Without including any pictures, copy each entry below exactly.
* BEGIN *
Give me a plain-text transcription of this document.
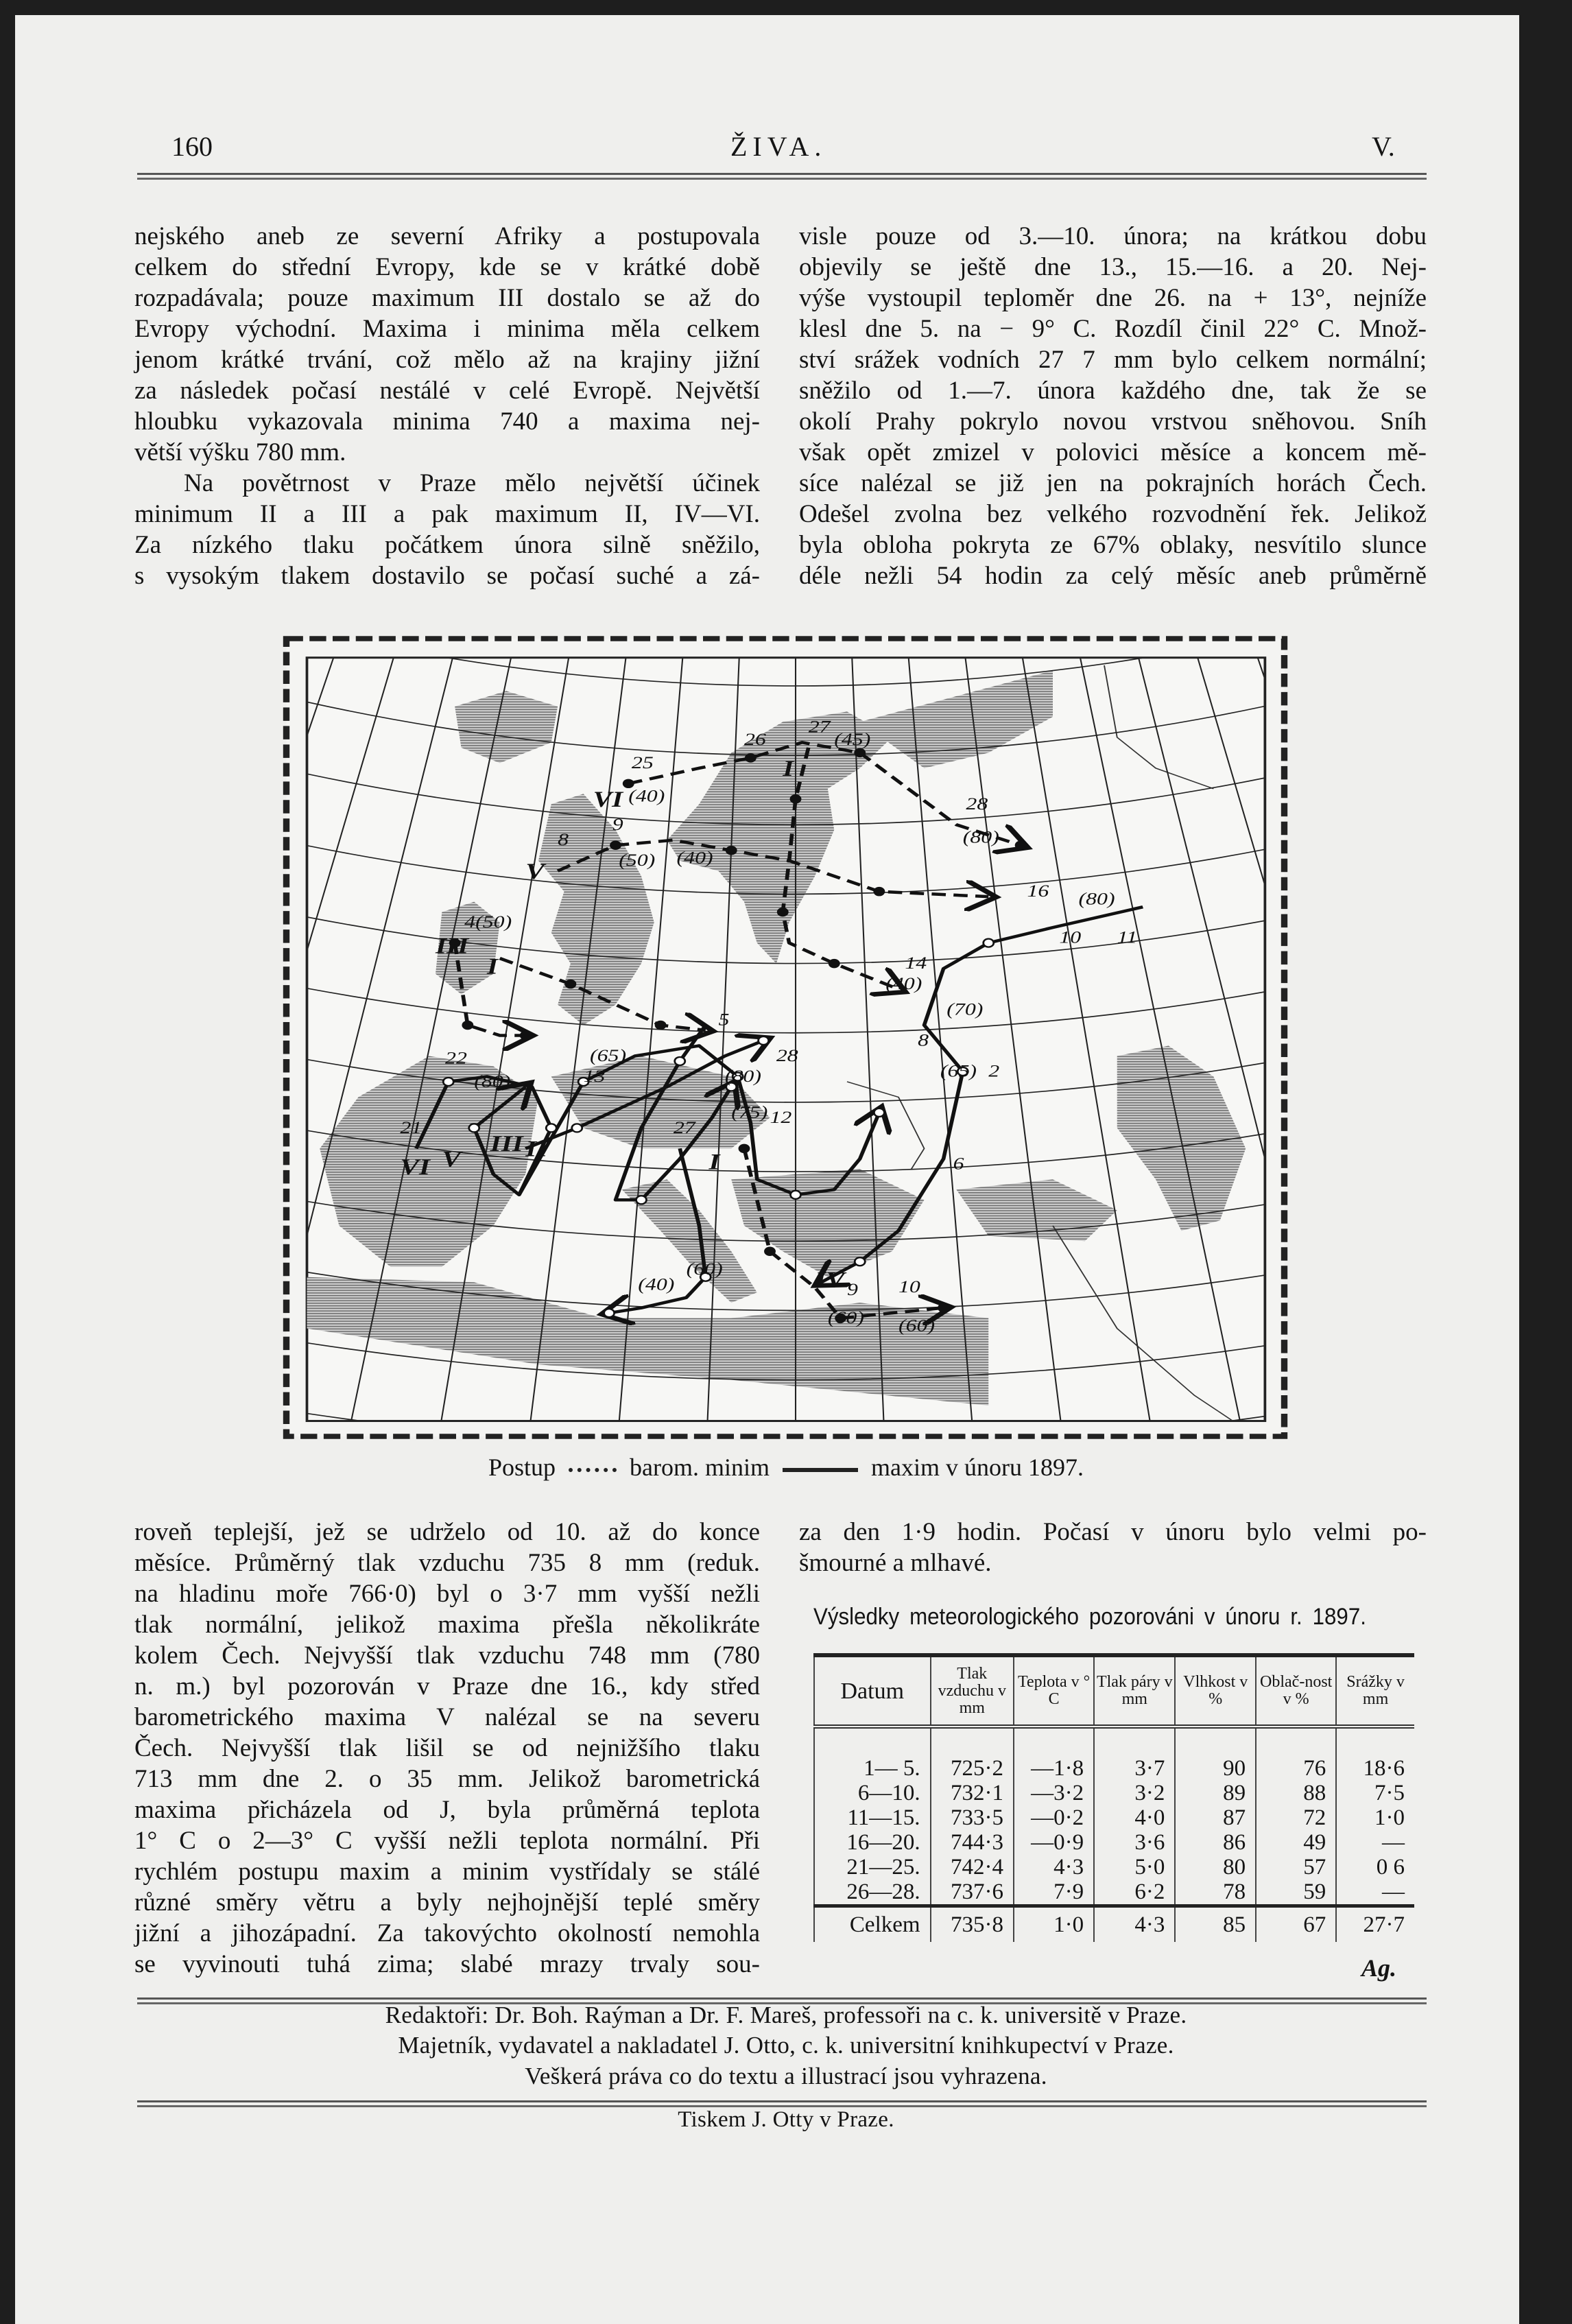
160	ŽIVA.	V.
nejského aneb ze severní Afriky a postupovala
celkem do střední Evropy, kde se v krátké době
rozpadávala; pouze maximum III dostalo se až do
Evropy východní. Maxima i minima měla celkem
jenom krátké trvání, což mělo až na krajiny jižní
za následek počasí nestálé v celé Evropě. Největší
hloubku vykazovala minima 740 a maxima nej-
větší výšku 780 mm.
Na povětrnost v Praze mělo největší účinek
minimum II a III a pak maximum II, IV—VI.
Za nízkého tlaku počátkem února silně sněžilo,
s vysokým tlakem dostavilo se počasí suché a zá-
visle pouze od 3.—10. února; na krátkou dobu
objevily se ještě dne 13., 15.—16. a 20. Nej-
výše vystoupil teploměr dne 26. na + 13°, nejníže
klesl dne 5. na − 9° C. Rozdíl činil 22° C. Množ-
ství srážek vodních 27 7 mm bylo celkem normální;
sněžilo od 1.—7. února každého dne, tak že se
okolí Prahy pokrylo novou vrstvou sněhovou. Sníh
však opět zmizel v polovici měsíce a koncem mě-
síce nalézal se již jen na pokrajních horách Čech.
Odešel zvolna bez velkého rozvodnění řek. Jelikož
byla obloha pokryta ze 67% oblaky, nesvítilo slunce
déle nežli 54 hodin za celý měsíc aneb průměrně
25
(40)
VI
26
27
(45)
I
28
(80)
9
8
V	(50) (40)
III
4(50)
I
16 (80)
10 11
14
(40)
(70)
8
(65) 2
6
22
(80)
21
VI V
III II
(60)
(40)	IV 9 10
(60) (60)
13
28
12
(75)
(80)
5
(65)
27
I
Postup	barom. minim	maxim v únoru 1897.
roveň teplejší, jež se udrželo od 10. až do konce
měsíce. Průměrný tlak vzduchu 735 8 mm (reduk.
na hladinu moře 766·0) byl o 3·7 mm vyšší nežli
tlak normální, jelikož maxima přešla několikráte
kolem Čech. Nejvyšší tlak vzduchu 748 mm (780
n. m.) byl pozorován v Praze dne 16., kdy střed
barometrického maxima V nalézal se na severu
Čech. Nejvyšší tlak lišil se od nejnižšího tlaku
713 mm dne 2. o 35 mm. Jelikož barometrická
maxima přicházela od J, byla průměrná teplota
1° C o 2—3° C vyšší nežli teplota normální. Při
rychlém postupu maxim a minim vystřídaly se stálé
různé směry větru a byly nejhojnější teplé směry
jižní a jihozápadní. Za takovýchto okolností nemohla
se vyvinouti tuhá zima; slabé mrazy trvaly sou-
za den 1·9 hodin. Počasí v únoru bylo velmi po-
šmourné a mlhavé.
Výsledky meteorologického pozorováni v únoru r. 1897.
Datum	Tlak vzduchu v mm	Teplota v ° C	Tlak páry v mm	Vlhkost v %	Oblač-nost v %	Srážky v mm
1— 5.	725·2	—1·8	3·7	90	76	18·6
6—10.	732·1	—3·2	3·2	89	88	7·5
11—15.	733·5	—0·2	4·0	87	72	1·0
16—20.	744·3	—0·9	3·6	86	49	—
21—25.	742·4	4·3	5·0	80	57	0 6
26—28.	737·6	7·9	6·2	78	59	—
Celkem	735·8	1·0	4·3	85	67	27·7
Ag.
Redaktoři: Dr. Boh. Raýman a Dr. F. Mareš, professoři na c. k. universitě v Praze.
Majetník, vydavatel a nakladatel J. Otto, c. k. universitní knihkupectví v Praze.
Veškerá práva co do textu a illustrací jsou vyhrazena.
Tiskem J. Otty v Praze.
* END *
◆ EXERCISE RESULT ◆
Give me a plain-text transcription of this document.
160	ŽIVA.	V.
nejského aneb ze severní Afriky a postupovala
celkem do střední Evropy, kde se v krátké době
rozpadávala; pouze maximum III dostalo se až do
Evropy východní. Maxima i minima měla celkem
jenom krátké trvání, což mělo až na krajiny jižní
za následek počasí nestálé v celé Evropě. Největší
hloubku vykazovala minima 740 a maxima nej-
větší výšku 780 mm.
Na povětrnost v Praze mělo největší účinek
minimum II a III a pak maximum II, IV—VI.
Za nízkého tlaku počátkem února silně sněžilo,
s vysokým tlakem dostavilo se počasí suché a zá-
visle pouze od 3.—10. února; na krátkou dobu
objevily se ještě dne 13., 15.—16. a 20. Nej-
výše vystoupil teploměr dne 26. na + 13°, nejníže
klesl dne 5. na − 9° C. Rozdíl činil 22° C. Množ-
ství srážek vodních 27 7 mm bylo celkem normální;
sněžilo od 1.—7. února každého dne, tak že se
okolí Prahy pokrylo novou vrstvou sněhovou. Sníh
však opět zmizel v polovici měsíce a koncem mě-
síce nalézal se již jen na pokrajních horách Čech.
Odešel zvolna bez velkého rozvodnění řek. Jelikož
byla obloha pokryta ze 67% oblaky, nesvítilo slunce
déle nežli 54 hodin za celý měsíc aneb průměrně
25
(40)
VI
26
27
(45)
I
28
(80)
9
8
V	(50) (40)
III
4(50)
I
16 (80)
10 11
14
(40)
(70)
8
(65) 2
6
22
(80)
21
VI V
III II
(60)
(40)	IV 9 10
(60) (60)
13
28
12
(75)
(80)
5
(65)
27
I
Postup	barom. minim	maxim v únoru 1897.
roveň teplejší, jež se udrželo od 10. až do konce
měsíce. Průměrný tlak vzduchu 735 8 mm (reduk.
na hladinu moře 766·0) byl o 3·7 mm vyšší nežli
tlak normální, jelikož maxima přešla několikráte
kolem Čech. Nejvyšší tlak vzduchu 748 mm (780
n. m.) byl pozorován v Praze dne 16., kdy střed
barometrického maxima V nalézal se na severu
Čech. Nejvyšší tlak lišil se od nejnižšího tlaku
713 mm dne 2. o 35 mm. Jelikož barometrická
maxima přicházela od J, byla průměrná teplota
1° C o 2—3° C vyšší nežli teplota normální. Při
rychlém postupu maxim a minim vystřídaly se stálé
různé směry větru a byly nejhojnější teplé směry
jižní a jihozápadní. Za takovýchto okolností nemohla
se vyvinouti tuhá zima; slabé mrazy trvaly sou-
za den 1·9 hodin. Počasí v únoru bylo velmi po-
šmourné a mlhavé.
Výsledky meteorologického pozorováni v únoru r. 1897.
Datum	Tlak vzduchu v mm	Teplota v ° C	Tlak páry v mm	Vlhkost v %	Oblač-nost v %	Srážky v mm
1— 5.	725·2	—1·8	3·7	90	76	18·6
6—10.	732·1	—3·2	3·2	89	88	7·5
11—15.	733·5	—0·2	4·0	87	72	1·0
16—20.	744·3	—0·9	3·6	86	49	—
21—25.	742·4	4·3	5·0	80	57	0 6
26—28.	737·6	7·9	6·2	78	59	—
Celkem	735·8	1·0	4·3	85	67	27·7
Ag.
Redaktoři: Dr. Boh. Raýman a Dr. F. Mareš, professoři na c. k. universitě v Praze.
Majetník, vydavatel a nakladatel J. Otto, c. k. universitní knihkupectví v Praze.
Veškerá práva co do textu a illustrací jsou vyhrazena.
Tiskem J. Otty v Praze.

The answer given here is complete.